- Source records:
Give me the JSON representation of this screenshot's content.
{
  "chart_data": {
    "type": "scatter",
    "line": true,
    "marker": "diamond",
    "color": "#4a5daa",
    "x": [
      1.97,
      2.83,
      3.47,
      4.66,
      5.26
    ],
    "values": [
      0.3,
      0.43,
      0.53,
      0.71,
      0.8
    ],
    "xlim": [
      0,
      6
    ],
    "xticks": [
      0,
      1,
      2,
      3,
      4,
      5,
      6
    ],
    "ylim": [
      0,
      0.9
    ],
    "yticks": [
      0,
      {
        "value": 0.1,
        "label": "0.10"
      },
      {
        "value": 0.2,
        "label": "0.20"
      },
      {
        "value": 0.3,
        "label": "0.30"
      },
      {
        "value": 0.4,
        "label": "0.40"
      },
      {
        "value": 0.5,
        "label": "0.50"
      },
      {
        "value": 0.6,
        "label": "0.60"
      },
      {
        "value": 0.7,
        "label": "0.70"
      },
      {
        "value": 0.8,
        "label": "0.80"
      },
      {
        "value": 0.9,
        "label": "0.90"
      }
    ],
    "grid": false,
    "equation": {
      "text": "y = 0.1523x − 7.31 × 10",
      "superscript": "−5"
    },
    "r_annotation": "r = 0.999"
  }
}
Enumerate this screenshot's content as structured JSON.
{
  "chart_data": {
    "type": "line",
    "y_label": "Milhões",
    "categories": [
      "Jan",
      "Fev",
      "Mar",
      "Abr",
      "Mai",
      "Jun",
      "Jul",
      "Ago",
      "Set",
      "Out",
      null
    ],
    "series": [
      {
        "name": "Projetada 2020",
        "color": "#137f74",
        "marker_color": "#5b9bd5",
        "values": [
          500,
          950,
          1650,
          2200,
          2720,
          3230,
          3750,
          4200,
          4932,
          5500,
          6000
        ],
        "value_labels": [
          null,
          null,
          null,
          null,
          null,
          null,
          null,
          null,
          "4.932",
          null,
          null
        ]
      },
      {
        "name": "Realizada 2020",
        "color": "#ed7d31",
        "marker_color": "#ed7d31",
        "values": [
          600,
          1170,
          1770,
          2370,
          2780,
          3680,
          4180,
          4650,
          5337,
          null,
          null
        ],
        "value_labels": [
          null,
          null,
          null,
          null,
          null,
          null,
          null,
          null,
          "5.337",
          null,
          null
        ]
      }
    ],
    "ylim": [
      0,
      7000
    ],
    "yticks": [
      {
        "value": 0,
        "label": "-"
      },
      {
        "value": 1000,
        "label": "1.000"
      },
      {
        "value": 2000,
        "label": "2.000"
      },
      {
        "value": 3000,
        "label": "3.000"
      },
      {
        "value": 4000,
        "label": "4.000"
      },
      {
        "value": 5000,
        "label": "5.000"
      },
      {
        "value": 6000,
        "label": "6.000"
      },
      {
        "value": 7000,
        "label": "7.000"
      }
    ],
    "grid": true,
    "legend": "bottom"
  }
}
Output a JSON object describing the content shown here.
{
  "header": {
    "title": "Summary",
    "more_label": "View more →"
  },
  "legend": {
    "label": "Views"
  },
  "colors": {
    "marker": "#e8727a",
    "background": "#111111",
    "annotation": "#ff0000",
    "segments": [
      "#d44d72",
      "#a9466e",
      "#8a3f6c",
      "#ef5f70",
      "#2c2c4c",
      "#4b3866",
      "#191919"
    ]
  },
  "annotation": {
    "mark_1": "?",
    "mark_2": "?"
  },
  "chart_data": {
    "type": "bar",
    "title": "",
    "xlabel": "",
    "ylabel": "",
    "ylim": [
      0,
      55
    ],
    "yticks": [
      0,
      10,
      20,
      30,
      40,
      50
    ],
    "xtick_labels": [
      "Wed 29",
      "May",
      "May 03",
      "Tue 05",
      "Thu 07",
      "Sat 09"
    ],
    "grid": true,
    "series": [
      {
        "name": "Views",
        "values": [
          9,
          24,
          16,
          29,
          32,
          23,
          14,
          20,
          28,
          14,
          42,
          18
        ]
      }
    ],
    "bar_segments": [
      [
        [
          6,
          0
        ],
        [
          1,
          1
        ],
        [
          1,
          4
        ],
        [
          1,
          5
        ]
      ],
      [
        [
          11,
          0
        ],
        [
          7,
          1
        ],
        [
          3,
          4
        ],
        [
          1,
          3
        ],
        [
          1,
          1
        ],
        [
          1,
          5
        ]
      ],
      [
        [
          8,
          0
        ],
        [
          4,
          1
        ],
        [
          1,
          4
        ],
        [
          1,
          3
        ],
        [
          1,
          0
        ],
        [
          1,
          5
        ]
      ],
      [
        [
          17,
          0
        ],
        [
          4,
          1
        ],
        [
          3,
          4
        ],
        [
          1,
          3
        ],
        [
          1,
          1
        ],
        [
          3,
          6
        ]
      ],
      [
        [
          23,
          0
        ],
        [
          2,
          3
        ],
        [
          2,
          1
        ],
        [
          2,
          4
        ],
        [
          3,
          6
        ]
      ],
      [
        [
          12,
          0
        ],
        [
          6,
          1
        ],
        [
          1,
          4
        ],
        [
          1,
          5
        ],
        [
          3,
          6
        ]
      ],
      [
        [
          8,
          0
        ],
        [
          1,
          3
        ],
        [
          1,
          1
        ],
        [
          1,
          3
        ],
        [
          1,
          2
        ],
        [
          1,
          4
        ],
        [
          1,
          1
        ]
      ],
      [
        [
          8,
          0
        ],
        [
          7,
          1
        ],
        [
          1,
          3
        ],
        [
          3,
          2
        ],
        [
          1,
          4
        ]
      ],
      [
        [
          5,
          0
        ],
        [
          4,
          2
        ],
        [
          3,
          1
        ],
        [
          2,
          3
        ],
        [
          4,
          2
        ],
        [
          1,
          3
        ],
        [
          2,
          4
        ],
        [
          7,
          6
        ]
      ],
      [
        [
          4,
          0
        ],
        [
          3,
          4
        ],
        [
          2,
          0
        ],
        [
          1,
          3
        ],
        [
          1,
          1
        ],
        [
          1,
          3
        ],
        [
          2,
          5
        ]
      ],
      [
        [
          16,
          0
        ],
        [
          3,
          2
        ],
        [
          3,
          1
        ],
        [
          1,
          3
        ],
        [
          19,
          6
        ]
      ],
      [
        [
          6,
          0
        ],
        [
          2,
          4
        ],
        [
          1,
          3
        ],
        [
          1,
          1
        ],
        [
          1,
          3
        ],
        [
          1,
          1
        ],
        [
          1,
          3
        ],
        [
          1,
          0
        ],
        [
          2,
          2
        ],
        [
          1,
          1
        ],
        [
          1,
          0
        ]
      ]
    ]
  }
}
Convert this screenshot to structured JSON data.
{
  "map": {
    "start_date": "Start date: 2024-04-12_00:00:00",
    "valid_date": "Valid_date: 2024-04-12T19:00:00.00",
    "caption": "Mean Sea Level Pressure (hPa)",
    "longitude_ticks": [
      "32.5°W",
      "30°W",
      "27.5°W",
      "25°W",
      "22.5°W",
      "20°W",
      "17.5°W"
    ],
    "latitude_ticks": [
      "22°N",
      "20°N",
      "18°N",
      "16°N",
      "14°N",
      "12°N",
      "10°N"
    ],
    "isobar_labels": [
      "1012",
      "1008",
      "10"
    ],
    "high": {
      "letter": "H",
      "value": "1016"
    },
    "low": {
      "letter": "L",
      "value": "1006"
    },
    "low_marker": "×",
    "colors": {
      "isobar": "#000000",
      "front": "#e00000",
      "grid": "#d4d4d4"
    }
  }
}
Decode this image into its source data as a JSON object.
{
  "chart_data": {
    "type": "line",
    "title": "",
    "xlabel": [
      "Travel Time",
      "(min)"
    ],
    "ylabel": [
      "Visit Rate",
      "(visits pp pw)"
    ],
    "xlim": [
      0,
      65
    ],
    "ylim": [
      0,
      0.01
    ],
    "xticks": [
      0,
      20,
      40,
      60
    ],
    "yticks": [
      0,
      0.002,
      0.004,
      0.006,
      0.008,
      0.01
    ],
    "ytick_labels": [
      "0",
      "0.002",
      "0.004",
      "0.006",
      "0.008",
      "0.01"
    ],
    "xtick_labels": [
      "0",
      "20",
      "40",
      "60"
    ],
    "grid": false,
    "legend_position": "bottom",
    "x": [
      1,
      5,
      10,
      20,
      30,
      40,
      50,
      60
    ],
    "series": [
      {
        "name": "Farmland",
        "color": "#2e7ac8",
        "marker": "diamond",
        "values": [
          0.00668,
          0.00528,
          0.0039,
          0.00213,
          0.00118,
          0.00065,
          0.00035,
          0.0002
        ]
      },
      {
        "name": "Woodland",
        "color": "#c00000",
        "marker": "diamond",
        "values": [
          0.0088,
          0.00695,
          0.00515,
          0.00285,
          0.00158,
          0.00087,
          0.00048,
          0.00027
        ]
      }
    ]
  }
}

- Required task: Select every line above that contains the word "object", and copy it.

- Solution to this exercise:
Output a JSON object describing the content shown here.
Decode this image into its source data as a JSON object.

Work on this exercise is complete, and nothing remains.